======== SUPPLIED RECORDS ========
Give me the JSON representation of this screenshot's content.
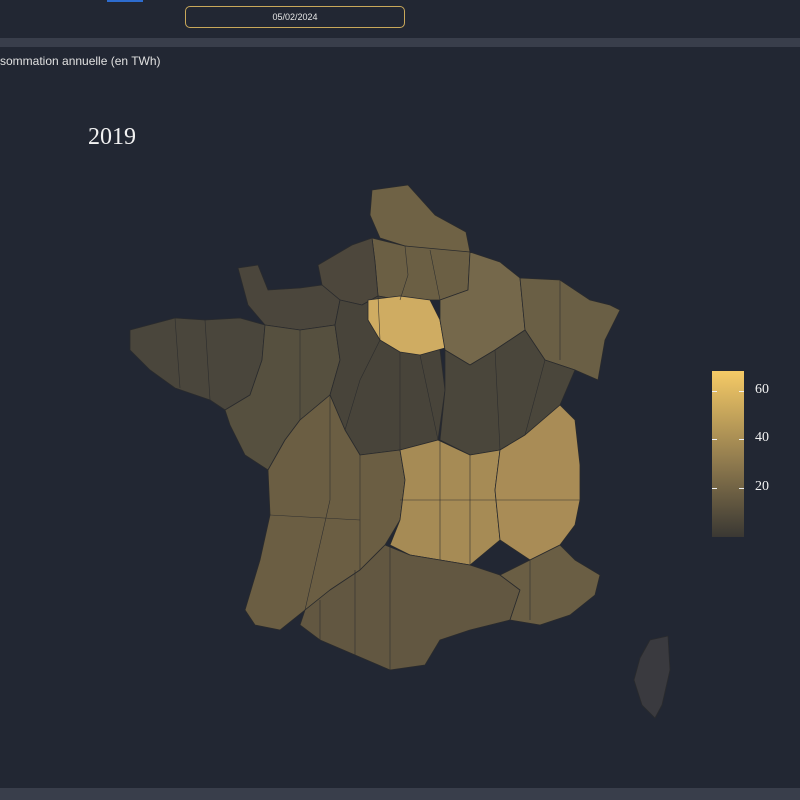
{
  "header": {
    "date_value": "05/02/2024"
  },
  "panel": {
    "title": "sommation annuelle (en TWh)"
  },
  "map": {
    "year": "2019",
    "colorscale": {
      "low": "#3a3833",
      "high": "#f5ca66"
    },
    "colorbar": {
      "ticks": [
        {
          "label": "60",
          "value": 60
        },
        {
          "label": "40",
          "value": 40
        },
        {
          "label": "20",
          "value": 20
        }
      ],
      "range": [
        0,
        68
      ]
    }
  }
}
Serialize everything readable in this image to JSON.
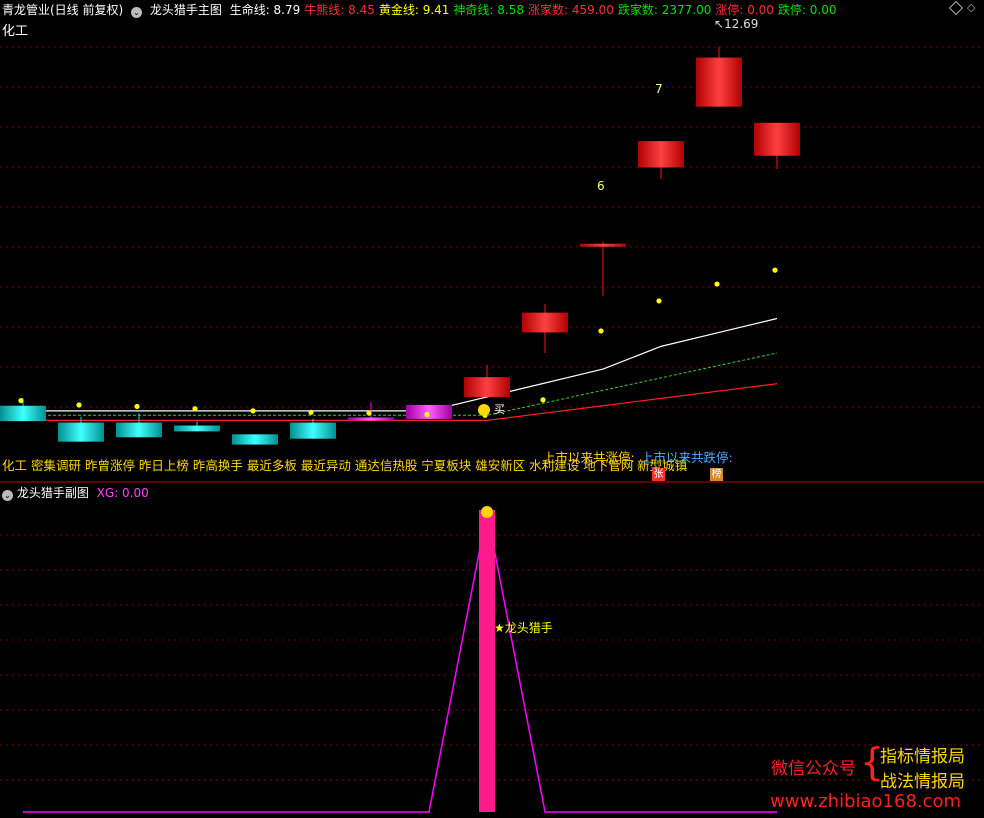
{
  "main_header": {
    "stock": "青龙管业(日线 前复权)",
    "indicator": "龙头猎手主图",
    "lines": [
      {
        "label": "生命线: 8.79",
        "color": "#ffffff"
      },
      {
        "label": "牛熊线: 8.45",
        "color": "#ff3030"
      },
      {
        "label": "黄金线: 9.41",
        "color": "#ffff00"
      },
      {
        "label": "神奇线: 8.58",
        "color": "#00e000"
      },
      {
        "label": "涨家数: 459.00",
        "color": "#ff3030"
      },
      {
        "label": "跌家数: 2377.00",
        "color": "#00e000"
      },
      {
        "label": "涨停: 0.00",
        "color": "#ff3030"
      },
      {
        "label": "跌停: 0.00",
        "color": "#00e000"
      }
    ]
  },
  "sector_label": "化工",
  "chart_labels": {
    "high_price": "12.69",
    "board_6": "6",
    "board_7": "7",
    "buy_text": "买"
  },
  "concepts": "化工 密集调研 昨曾涨停 昨日上榜 昨高换手 最近多板 最近异动 通达信热股 宁夏板块 雄安新区 水利建设 地下管网 新型城镇",
  "limit_up_text": "上市以来共涨停:",
  "limit_down_text": "上市以来共跌停:",
  "badge_zhang": "张",
  "badge_bang": "榜",
  "sub_header": {
    "indicator": "龙头猎手副图",
    "xg": "XG: 0.00"
  },
  "signal_label": "★龙头猎手",
  "watermark": {
    "wechat": "微信公众号",
    "line1": "指标情报局",
    "line2": "战法情报局",
    "url": "www.zhibiao168.com"
  },
  "colors": {
    "up": "#ff1010",
    "down": "#00d8d8",
    "flat": "#ff00ff",
    "signal": "#ff1a8c",
    "grid": "#7a0000"
  },
  "chart_data": {
    "type": "candlestick",
    "candles": [
      {
        "o": 7.79,
        "h": 7.89,
        "l": 7.58,
        "c": 7.58,
        "kind": "down"
      },
      {
        "o": 7.56,
        "h": 7.64,
        "l": 7.3,
        "c": 7.3,
        "kind": "down"
      },
      {
        "o": 7.56,
        "h": 7.69,
        "l": 7.36,
        "c": 7.36,
        "kind": "down"
      },
      {
        "o": 7.52,
        "h": 7.58,
        "l": 7.44,
        "c": 7.44,
        "kind": "down"
      },
      {
        "o": 7.4,
        "h": 7.4,
        "l": 7.26,
        "c": 7.26,
        "kind": "down"
      },
      {
        "o": 7.56,
        "h": 7.61,
        "l": 7.34,
        "c": 7.34,
        "kind": "down"
      },
      {
        "o": 7.61,
        "h": 7.84,
        "l": 7.59,
        "c": 7.63,
        "kind": "flat"
      },
      {
        "o": 7.61,
        "h": 7.8,
        "l": 7.61,
        "c": 7.8,
        "kind": "flat"
      },
      {
        "o": 7.91,
        "h": 8.35,
        "l": 7.91,
        "c": 8.18,
        "kind": "up"
      },
      {
        "o": 8.79,
        "h": 9.18,
        "l": 8.51,
        "c": 9.06,
        "kind": "up"
      },
      {
        "o": 10.0,
        "h": 10.03,
        "l": 9.29,
        "c": 9.97,
        "kind": "up"
      },
      {
        "o": 11.04,
        "h": 11.4,
        "l": 10.88,
        "c": 11.4,
        "kind": "up"
      },
      {
        "o": 11.87,
        "h": 12.69,
        "l": 11.87,
        "c": 12.54,
        "kind": "up"
      },
      {
        "o": 11.65,
        "h": 11.62,
        "l": 11.02,
        "c": 11.2,
        "kind": "up"
      }
    ],
    "dots": [
      7.86,
      7.8,
      7.78,
      7.75,
      7.72,
      7.7,
      7.69,
      7.67,
      7.66,
      7.87,
      8.81,
      9.22,
      9.45,
      9.64
    ],
    "board_labels": [
      {
        "index": 10,
        "text": "6"
      },
      {
        "index": 11,
        "text": "7"
      }
    ],
    "sub_signal": {
      "index": 8
    }
  }
}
========
[PROBLEM DESCRIPTION]: Reproduce each line holding the word "JSON".

[FULL SOLUTION]:
Give me the JSON representation of this screenshot's content.
Serialize everything readable in this image to JSON.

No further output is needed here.